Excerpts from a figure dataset
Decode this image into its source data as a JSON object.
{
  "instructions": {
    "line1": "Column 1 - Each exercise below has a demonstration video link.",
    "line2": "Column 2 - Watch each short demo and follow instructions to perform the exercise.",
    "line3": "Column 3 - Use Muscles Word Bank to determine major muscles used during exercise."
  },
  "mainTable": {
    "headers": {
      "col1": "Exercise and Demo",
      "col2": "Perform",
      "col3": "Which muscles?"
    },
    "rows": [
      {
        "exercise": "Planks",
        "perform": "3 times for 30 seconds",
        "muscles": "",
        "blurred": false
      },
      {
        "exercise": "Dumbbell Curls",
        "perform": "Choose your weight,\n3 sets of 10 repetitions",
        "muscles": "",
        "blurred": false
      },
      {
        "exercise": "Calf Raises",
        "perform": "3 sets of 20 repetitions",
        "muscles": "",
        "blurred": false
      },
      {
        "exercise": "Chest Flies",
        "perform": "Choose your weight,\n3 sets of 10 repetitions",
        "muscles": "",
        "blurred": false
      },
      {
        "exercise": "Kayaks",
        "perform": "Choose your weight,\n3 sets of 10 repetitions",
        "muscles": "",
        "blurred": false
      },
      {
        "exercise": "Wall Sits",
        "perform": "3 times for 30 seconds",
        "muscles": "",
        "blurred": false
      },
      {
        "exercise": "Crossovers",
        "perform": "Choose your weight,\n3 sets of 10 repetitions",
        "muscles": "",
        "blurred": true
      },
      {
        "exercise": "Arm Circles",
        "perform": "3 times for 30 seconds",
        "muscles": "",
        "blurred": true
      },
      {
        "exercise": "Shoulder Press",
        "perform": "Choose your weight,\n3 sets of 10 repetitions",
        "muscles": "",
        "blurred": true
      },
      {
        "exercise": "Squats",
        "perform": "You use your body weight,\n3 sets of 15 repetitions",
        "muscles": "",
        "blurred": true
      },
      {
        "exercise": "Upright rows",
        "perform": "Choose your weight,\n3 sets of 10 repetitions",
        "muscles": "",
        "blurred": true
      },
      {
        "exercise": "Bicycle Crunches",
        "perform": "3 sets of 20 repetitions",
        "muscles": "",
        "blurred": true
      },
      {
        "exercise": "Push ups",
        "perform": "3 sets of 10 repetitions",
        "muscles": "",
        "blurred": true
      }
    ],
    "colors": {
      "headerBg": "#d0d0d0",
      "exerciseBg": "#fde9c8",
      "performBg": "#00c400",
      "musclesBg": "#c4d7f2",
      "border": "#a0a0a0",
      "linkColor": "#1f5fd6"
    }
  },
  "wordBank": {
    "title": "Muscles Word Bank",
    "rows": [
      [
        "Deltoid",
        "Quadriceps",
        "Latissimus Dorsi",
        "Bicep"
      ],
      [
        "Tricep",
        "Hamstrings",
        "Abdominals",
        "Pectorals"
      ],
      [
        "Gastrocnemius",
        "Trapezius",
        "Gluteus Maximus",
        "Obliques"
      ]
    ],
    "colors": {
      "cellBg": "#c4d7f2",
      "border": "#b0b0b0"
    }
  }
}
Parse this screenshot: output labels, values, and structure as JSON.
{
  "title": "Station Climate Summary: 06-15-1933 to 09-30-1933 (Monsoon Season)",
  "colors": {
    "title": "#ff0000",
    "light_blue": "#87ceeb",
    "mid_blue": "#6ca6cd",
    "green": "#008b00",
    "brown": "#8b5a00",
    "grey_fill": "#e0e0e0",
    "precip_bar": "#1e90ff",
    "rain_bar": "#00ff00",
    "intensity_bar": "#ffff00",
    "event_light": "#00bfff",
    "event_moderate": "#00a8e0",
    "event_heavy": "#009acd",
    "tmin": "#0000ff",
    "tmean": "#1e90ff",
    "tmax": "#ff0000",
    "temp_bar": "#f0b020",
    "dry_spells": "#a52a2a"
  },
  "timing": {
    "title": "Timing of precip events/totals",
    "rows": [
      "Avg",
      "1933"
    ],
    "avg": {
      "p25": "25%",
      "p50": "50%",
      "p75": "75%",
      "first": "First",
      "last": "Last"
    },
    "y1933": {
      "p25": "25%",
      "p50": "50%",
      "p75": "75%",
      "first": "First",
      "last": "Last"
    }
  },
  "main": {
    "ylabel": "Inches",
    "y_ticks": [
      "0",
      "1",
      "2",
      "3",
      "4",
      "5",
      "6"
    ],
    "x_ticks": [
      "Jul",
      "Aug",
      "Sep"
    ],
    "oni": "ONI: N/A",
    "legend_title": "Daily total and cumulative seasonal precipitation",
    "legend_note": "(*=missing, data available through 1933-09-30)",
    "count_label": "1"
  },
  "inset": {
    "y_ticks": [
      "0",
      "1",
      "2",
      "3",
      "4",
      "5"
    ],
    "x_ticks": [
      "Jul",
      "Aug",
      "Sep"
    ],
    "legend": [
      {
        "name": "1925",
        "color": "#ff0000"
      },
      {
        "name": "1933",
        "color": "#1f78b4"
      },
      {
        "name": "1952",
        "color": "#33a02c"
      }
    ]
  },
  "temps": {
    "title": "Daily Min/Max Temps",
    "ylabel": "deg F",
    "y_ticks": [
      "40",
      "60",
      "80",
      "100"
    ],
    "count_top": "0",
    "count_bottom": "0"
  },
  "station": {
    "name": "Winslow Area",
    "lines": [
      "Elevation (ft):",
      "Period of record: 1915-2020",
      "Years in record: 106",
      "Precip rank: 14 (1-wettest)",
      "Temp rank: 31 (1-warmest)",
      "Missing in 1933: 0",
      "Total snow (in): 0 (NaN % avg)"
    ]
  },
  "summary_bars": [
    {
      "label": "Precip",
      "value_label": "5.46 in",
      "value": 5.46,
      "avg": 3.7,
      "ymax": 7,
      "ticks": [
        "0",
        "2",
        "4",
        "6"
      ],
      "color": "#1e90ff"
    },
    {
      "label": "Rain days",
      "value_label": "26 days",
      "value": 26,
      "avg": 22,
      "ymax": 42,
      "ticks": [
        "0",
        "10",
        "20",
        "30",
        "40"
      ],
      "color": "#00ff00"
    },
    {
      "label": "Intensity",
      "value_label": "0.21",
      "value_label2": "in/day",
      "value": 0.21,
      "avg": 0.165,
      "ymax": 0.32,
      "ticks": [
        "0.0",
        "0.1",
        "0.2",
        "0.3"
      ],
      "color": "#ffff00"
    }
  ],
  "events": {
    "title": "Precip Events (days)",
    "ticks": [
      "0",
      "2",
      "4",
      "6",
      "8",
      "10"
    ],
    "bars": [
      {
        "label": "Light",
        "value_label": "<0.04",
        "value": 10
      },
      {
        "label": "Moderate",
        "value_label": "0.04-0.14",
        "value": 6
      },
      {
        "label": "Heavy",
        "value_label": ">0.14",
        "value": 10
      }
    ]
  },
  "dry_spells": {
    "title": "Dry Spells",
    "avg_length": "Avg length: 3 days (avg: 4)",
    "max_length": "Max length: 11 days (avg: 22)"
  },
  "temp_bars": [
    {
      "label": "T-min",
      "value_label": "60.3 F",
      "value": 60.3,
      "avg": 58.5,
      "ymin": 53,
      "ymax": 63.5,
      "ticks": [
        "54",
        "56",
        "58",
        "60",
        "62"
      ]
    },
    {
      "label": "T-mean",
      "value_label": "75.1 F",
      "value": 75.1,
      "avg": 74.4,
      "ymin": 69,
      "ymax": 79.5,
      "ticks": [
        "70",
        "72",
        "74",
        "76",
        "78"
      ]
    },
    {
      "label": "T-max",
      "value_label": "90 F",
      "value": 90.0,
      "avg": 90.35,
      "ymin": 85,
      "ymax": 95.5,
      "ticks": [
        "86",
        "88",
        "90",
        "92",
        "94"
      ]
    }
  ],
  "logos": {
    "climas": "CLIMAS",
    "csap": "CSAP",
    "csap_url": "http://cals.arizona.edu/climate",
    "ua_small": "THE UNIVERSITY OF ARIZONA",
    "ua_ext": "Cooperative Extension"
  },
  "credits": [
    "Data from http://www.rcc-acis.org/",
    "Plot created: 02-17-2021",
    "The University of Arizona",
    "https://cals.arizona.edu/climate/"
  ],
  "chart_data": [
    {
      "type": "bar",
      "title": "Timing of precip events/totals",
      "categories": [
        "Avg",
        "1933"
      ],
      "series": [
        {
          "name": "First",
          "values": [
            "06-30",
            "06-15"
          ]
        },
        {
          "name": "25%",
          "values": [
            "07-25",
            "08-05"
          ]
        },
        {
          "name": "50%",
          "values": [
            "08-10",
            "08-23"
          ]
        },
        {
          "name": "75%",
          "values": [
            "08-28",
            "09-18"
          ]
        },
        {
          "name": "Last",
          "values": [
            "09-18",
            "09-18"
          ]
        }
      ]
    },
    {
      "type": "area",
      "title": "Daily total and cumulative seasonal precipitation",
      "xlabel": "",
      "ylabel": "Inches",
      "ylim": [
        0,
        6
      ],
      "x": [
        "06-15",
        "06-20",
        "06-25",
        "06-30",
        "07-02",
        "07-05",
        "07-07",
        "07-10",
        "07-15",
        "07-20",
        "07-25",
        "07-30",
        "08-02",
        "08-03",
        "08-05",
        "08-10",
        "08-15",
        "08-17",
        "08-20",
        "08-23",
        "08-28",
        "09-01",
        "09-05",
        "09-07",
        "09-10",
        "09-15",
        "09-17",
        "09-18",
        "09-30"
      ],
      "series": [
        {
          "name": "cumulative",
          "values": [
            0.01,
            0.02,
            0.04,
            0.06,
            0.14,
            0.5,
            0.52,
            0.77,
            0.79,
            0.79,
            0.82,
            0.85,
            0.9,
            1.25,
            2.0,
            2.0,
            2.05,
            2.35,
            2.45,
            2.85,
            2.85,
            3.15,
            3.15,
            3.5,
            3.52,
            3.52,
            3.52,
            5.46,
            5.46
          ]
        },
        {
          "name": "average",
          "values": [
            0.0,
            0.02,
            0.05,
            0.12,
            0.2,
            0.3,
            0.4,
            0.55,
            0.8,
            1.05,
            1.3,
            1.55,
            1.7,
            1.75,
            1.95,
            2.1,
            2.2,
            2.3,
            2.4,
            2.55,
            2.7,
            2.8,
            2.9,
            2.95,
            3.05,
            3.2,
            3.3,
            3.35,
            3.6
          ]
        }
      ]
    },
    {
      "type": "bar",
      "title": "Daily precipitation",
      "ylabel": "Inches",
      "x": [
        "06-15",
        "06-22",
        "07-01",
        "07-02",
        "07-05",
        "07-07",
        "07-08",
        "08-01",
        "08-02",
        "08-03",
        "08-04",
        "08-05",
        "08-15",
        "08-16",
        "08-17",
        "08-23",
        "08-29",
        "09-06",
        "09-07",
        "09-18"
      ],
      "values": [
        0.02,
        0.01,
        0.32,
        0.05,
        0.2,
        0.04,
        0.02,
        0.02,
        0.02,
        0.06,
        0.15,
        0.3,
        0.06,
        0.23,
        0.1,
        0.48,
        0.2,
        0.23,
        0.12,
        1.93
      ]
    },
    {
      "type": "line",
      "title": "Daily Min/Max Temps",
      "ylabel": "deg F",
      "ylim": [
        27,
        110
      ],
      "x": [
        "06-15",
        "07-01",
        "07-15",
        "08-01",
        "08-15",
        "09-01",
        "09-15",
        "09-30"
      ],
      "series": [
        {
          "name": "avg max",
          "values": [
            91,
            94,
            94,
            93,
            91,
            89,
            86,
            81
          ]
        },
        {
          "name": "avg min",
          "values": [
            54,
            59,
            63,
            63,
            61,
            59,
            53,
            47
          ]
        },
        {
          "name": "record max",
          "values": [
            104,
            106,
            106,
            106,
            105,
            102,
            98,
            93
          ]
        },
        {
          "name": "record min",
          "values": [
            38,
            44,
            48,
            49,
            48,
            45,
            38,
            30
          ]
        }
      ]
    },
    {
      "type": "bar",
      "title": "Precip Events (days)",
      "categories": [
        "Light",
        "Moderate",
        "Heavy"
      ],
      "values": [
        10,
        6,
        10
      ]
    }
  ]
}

* _Task brief_
Say how many lines of the listing above contain "cumulative", with no other words.

* _Answer_
3